* RECORDS FOR THIS EXERCISE *
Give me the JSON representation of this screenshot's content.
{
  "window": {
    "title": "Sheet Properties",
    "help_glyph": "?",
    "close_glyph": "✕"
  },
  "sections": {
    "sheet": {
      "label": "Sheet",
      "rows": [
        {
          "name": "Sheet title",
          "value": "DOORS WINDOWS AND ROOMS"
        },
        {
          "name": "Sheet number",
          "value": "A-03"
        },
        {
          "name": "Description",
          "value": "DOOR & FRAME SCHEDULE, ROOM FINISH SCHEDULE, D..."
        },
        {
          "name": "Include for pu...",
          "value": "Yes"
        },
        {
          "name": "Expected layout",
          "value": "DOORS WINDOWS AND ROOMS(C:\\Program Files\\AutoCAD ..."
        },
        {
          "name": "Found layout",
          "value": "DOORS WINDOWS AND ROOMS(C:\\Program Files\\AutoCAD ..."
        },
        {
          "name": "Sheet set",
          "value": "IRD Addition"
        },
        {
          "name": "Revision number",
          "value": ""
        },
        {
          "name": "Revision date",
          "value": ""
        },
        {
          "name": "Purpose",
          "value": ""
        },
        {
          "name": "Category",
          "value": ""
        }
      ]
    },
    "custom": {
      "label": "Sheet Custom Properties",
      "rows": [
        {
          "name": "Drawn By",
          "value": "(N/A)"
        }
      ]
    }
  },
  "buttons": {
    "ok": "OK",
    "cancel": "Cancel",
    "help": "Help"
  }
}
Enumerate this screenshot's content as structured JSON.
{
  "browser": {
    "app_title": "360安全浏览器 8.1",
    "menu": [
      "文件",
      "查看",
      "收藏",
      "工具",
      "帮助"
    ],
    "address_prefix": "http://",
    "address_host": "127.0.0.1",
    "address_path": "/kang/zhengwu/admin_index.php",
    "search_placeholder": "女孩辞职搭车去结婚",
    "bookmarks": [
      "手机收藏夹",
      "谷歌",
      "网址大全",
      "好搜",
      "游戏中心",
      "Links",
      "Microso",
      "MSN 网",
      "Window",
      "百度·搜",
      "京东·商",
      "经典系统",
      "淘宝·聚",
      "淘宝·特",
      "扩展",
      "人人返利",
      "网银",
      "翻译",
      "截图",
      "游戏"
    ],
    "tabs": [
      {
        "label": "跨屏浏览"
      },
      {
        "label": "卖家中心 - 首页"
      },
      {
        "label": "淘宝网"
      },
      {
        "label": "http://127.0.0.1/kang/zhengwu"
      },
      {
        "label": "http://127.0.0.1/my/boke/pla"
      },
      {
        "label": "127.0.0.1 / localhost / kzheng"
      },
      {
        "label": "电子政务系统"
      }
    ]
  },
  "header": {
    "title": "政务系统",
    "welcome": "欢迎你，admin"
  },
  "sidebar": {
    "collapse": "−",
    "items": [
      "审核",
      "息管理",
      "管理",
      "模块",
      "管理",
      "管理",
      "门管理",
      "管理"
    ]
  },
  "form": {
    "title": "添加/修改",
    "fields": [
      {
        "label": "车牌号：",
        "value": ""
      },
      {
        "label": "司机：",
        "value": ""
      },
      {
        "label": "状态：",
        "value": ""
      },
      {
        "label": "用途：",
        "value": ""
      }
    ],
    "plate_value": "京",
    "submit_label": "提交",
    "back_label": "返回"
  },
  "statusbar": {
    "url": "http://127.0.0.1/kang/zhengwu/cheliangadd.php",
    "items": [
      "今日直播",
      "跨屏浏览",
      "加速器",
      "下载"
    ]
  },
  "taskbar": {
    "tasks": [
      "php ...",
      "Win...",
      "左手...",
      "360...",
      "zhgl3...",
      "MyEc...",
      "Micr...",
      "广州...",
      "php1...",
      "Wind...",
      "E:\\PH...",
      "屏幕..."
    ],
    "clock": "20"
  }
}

* REQUIRED TASK *
Repeat the data precisely, reproducing every entry.

* WRITTEN SOLUTION *
Give me the JSON representation of this screenshot's content.
{
  "window": {
    "title": "Sheet Properties",
    "help_glyph": "?",
    "close_glyph": "✕"
  },
  "sections": {
    "sheet": {
      "label": "Sheet",
      "rows": [
        {
          "name": "Sheet title",
          "value": "DOORS WINDOWS AND ROOMS"
        },
        {
          "name": "Sheet number",
          "value": "A-03"
        },
        {
          "name": "Description",
          "value": "DOOR & FRAME SCHEDULE, ROOM FINISH SCHEDULE, D..."
        },
        {
          "name": "Include for pu...",
          "value": "Yes"
        },
        {
          "name": "Expected layout",
          "value": "DOORS WINDOWS AND ROOMS(C:\\Program Files\\AutoCAD ..."
        },
        {
          "name": "Found layout",
          "value": "DOORS WINDOWS AND ROOMS(C:\\Program Files\\AutoCAD ..."
        },
        {
          "name": "Sheet set",
          "value": "IRD Addition"
        },
        {
          "name": "Revision number",
          "value": ""
        },
        {
          "name": "Revision date",
          "value": ""
        },
        {
          "name": "Purpose",
          "value": ""
        },
        {
          "name": "Category",
          "value": ""
        }
      ]
    },
    "custom": {
      "label": "Sheet Custom Properties",
      "rows": [
        {
          "name": "Drawn By",
          "value": "(N/A)"
        }
      ]
    }
  },
  "buttons": {
    "ok": "OK",
    "cancel": "Cancel",
    "help": "Help"
  }
}
Enumerate this screenshot's content as structured JSON.
{
  "browser": {
    "app_title": "360安全浏览器 8.1",
    "menu": [
      "文件",
      "查看",
      "收藏",
      "工具",
      "帮助"
    ],
    "address_prefix": "http://",
    "address_host": "127.0.0.1",
    "address_path": "/kang/zhengwu/admin_index.php",
    "search_placeholder": "女孩辞职搭车去结婚",
    "bookmarks": [
      "手机收藏夹",
      "谷歌",
      "网址大全",
      "好搜",
      "游戏中心",
      "Links",
      "Microso",
      "MSN 网",
      "Window",
      "百度·搜",
      "京东·商",
      "经典系统",
      "淘宝·聚",
      "淘宝·特",
      "扩展",
      "人人返利",
      "网银",
      "翻译",
      "截图",
      "游戏"
    ],
    "tabs": [
      {
        "label": "跨屏浏览"
      },
      {
        "label": "卖家中心 - 首页"
      },
      {
        "label": "淘宝网"
      },
      {
        "label": "http://127.0.0.1/kang/zhengwu"
      },
      {
        "label": "http://127.0.0.1/my/boke/pla"
      },
      {
        "label": "127.0.0.1 / localhost / kzheng"
      },
      {
        "label": "电子政务系统"
      }
    ]
  },
  "header": {
    "title": "政务系统",
    "welcome": "欢迎你，admin"
  },
  "sidebar": {
    "collapse": "−",
    "items": [
      "审核",
      "息管理",
      "管理",
      "模块",
      "管理",
      "管理",
      "门管理",
      "管理"
    ]
  },
  "form": {
    "title": "添加/修改",
    "fields": [
      {
        "label": "车牌号：",
        "value": ""
      },
      {
        "label": "司机：",
        "value": ""
      },
      {
        "label": "状态：",
        "value": ""
      },
      {
        "label": "用途：",
        "value": ""
      }
    ],
    "plate_value": "京",
    "submit_label": "提交",
    "back_label": "返回"
  },
  "statusbar": {
    "url": "http://127.0.0.1/kang/zhengwu/cheliangadd.php",
    "items": [
      "今日直播",
      "跨屏浏览",
      "加速器",
      "下载"
    ]
  },
  "taskbar": {
    "tasks": [
      "php ...",
      "Win...",
      "左手...",
      "360...",
      "zhgl3...",
      "MyEc...",
      "Micr...",
      "广州...",
      "php1...",
      "Wind...",
      "E:\\PH...",
      "屏幕..."
    ],
    "clock": "20"
  }
}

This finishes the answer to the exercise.